Data extracted from a collection:

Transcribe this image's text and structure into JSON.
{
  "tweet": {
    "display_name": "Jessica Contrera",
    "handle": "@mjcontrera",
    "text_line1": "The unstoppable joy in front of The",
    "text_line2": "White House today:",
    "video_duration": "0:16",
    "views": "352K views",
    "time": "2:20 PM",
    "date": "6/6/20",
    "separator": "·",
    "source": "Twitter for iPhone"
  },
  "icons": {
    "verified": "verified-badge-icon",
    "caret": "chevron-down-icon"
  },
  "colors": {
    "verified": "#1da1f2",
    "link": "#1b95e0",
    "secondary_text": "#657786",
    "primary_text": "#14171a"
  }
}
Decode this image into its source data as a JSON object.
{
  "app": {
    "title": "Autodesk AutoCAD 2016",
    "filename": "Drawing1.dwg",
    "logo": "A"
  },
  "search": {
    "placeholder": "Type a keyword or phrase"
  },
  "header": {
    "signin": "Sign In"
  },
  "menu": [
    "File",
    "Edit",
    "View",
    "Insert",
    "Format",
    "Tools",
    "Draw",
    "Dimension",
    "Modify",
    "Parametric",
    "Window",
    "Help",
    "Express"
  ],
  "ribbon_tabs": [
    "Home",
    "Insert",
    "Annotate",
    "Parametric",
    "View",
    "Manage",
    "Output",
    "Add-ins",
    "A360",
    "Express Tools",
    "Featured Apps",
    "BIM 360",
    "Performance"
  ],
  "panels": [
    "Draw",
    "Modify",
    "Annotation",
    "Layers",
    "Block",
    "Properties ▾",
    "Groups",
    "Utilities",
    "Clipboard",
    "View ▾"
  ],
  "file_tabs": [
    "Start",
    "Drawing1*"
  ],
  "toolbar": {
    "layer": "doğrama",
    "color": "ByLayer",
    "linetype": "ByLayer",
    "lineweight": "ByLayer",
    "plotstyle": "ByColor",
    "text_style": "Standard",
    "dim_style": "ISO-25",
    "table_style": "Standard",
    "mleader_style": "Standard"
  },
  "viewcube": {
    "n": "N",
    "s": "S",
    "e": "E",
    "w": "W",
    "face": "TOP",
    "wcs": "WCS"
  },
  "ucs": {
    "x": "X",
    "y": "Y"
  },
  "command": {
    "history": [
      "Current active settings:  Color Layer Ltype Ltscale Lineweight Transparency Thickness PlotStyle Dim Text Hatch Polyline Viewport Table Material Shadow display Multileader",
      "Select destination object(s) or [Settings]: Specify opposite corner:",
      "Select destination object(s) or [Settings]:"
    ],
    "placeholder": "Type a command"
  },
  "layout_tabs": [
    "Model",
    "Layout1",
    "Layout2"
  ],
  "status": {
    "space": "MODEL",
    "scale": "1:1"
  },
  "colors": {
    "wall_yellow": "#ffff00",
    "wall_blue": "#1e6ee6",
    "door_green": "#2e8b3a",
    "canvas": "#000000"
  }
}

_TASK STATEMENT_. From the entries above, extract every line where the word "ByLayer" appears.

_EXERCISE ANSWER_.
    "color": "ByLayer",
    "linetype": "ByLayer",
    "lineweight": "ByLayer",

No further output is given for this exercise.